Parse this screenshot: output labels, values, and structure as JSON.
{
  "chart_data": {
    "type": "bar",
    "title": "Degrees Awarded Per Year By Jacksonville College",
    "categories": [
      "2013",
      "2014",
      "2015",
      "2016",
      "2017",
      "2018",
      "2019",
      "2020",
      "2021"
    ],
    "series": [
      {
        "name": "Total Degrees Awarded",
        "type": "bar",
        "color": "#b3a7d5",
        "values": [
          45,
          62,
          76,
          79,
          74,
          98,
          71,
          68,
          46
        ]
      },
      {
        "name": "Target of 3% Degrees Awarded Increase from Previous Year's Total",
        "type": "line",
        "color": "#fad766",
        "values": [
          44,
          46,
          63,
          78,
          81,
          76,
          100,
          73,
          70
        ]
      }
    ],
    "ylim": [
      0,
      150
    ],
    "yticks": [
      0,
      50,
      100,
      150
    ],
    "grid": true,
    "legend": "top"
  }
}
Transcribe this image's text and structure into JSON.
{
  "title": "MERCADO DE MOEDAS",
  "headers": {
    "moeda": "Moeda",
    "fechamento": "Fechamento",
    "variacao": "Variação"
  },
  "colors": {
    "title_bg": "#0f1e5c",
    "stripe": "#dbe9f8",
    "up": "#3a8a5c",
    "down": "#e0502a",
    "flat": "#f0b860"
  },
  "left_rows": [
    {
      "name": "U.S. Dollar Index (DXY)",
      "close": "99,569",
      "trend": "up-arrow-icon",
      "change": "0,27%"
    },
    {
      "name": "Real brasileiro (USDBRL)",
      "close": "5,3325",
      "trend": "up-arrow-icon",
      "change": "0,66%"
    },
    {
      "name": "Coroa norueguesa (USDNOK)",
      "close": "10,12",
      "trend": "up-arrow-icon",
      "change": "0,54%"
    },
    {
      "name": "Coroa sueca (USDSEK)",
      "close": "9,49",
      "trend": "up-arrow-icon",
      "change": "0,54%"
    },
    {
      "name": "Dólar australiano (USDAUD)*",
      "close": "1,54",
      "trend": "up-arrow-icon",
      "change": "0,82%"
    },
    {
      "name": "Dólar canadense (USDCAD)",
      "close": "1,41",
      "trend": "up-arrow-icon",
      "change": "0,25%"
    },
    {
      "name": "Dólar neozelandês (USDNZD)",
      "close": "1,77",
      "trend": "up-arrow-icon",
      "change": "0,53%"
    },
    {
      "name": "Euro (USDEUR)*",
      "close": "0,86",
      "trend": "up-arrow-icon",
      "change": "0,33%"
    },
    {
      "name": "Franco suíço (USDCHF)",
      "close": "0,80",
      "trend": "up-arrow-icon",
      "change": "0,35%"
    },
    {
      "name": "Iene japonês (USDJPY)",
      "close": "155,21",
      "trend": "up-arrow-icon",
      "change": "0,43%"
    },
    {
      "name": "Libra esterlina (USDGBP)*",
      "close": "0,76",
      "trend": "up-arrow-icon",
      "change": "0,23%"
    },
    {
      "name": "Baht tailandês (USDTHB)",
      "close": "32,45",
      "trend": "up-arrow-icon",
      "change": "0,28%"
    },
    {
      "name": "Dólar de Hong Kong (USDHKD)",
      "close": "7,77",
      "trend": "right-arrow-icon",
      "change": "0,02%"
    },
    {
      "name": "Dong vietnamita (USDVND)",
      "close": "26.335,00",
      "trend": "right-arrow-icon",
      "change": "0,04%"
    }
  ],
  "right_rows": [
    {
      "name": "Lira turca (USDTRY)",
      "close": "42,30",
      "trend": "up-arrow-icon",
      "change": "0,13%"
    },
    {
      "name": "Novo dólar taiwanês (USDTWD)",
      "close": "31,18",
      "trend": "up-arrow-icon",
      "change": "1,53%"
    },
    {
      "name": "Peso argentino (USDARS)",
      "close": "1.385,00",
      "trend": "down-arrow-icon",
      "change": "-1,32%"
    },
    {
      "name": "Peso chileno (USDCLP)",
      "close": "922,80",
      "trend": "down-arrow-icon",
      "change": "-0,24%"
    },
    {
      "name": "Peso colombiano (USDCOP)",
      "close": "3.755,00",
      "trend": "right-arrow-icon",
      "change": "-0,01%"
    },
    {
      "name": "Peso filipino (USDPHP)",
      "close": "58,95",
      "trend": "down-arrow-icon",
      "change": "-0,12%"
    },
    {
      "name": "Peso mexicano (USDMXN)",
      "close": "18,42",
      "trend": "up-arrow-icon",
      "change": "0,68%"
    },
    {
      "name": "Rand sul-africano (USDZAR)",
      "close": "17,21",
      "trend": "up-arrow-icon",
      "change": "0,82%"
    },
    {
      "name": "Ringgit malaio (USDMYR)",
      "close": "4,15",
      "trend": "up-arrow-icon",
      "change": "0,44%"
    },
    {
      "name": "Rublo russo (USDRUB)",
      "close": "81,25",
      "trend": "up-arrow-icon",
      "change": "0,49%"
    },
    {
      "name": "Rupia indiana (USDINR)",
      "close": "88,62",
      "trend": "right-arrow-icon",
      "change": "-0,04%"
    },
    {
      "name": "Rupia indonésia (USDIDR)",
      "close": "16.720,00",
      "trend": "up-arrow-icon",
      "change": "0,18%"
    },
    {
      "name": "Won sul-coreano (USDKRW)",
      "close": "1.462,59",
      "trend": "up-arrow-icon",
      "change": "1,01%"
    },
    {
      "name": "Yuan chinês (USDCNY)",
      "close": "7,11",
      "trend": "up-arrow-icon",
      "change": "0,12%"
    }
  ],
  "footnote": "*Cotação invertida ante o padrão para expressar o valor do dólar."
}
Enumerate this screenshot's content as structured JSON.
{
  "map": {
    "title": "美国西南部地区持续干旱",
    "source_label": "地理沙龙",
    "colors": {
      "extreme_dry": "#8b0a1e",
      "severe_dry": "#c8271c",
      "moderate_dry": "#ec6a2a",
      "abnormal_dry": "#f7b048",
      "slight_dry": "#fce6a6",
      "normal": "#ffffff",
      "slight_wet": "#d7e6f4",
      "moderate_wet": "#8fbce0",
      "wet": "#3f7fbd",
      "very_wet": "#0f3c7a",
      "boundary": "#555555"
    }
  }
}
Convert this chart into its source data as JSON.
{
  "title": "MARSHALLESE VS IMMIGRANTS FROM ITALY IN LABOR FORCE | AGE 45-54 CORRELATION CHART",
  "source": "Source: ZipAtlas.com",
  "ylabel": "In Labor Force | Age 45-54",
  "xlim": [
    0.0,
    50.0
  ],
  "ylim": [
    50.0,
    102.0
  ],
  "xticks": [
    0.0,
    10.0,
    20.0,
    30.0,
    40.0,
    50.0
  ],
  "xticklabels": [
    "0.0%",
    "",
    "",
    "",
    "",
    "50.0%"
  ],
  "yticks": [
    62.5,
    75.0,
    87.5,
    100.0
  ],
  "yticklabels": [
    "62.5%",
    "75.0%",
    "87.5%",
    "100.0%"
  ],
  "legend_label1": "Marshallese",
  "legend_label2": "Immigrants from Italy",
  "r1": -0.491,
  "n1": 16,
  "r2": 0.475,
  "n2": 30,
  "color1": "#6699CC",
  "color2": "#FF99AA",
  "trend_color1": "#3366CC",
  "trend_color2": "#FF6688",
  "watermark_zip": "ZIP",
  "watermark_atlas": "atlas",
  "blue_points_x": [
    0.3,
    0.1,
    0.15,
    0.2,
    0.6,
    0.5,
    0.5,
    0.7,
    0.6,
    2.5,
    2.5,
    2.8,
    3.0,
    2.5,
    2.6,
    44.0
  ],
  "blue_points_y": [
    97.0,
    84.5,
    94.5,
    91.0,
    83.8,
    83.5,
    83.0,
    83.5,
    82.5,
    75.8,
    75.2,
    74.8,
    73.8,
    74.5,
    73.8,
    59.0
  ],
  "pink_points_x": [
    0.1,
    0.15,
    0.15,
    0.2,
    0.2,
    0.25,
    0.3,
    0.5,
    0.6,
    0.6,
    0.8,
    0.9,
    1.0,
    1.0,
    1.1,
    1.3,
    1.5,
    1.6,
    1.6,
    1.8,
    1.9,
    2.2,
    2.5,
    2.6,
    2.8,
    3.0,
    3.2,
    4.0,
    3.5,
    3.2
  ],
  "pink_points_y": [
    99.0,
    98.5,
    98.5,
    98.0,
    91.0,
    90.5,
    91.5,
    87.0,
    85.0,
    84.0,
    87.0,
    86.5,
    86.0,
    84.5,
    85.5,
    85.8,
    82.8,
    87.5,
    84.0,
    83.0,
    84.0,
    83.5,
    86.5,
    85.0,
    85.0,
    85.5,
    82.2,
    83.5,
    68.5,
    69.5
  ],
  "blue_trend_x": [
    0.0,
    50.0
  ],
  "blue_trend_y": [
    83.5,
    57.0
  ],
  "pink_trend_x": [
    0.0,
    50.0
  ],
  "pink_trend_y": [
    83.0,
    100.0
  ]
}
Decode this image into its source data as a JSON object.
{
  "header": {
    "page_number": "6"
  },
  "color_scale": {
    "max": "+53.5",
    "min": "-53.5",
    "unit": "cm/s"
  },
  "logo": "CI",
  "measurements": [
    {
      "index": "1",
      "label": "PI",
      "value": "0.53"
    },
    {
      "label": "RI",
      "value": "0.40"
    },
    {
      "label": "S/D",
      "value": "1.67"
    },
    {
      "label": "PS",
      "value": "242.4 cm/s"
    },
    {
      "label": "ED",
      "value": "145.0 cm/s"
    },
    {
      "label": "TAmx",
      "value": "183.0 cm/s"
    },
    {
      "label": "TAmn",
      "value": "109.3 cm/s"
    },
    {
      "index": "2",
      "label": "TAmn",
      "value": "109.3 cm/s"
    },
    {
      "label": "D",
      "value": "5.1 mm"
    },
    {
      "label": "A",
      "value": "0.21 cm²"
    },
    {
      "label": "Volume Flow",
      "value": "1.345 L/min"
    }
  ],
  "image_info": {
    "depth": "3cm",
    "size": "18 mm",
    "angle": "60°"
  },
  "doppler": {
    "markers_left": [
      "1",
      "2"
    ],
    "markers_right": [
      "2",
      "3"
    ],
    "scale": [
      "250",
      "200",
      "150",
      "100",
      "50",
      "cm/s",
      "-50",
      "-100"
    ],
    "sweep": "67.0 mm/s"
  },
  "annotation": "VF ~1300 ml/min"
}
* * * *
What is the number of lines in the data that hold the word "Awarded"? Reply with that number and nothing else.

ANSWER TO THIS TASK -
3